→ Material for the task:
##########
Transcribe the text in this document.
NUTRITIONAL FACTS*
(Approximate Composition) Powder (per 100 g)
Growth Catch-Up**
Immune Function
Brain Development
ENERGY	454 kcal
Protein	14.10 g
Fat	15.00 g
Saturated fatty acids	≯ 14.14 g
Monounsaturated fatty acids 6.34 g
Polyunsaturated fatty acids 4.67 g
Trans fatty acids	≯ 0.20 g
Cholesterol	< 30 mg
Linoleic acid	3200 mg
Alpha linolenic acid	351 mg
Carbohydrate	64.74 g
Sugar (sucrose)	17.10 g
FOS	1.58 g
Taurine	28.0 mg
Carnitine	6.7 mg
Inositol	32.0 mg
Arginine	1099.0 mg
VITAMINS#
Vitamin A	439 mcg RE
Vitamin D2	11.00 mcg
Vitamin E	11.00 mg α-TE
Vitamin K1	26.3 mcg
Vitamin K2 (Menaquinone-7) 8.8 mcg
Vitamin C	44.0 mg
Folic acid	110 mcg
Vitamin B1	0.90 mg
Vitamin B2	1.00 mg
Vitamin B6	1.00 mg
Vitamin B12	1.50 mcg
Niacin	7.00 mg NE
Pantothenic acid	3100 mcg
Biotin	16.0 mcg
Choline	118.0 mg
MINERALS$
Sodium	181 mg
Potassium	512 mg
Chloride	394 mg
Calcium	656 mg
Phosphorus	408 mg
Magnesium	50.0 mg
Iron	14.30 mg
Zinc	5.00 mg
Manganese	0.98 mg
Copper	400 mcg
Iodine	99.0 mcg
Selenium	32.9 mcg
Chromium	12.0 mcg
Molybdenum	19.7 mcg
##########
→ Work instruction:
Read the lines above. Gather those in which the string "fatty" is found.

→ Written response:
Saturated fatty acids	≯ 14.14 g
Monounsaturated fatty acids 6.34 g
Polyunsaturated fatty acids 4.67 g
Trans fatty acids	≯ 0.20 g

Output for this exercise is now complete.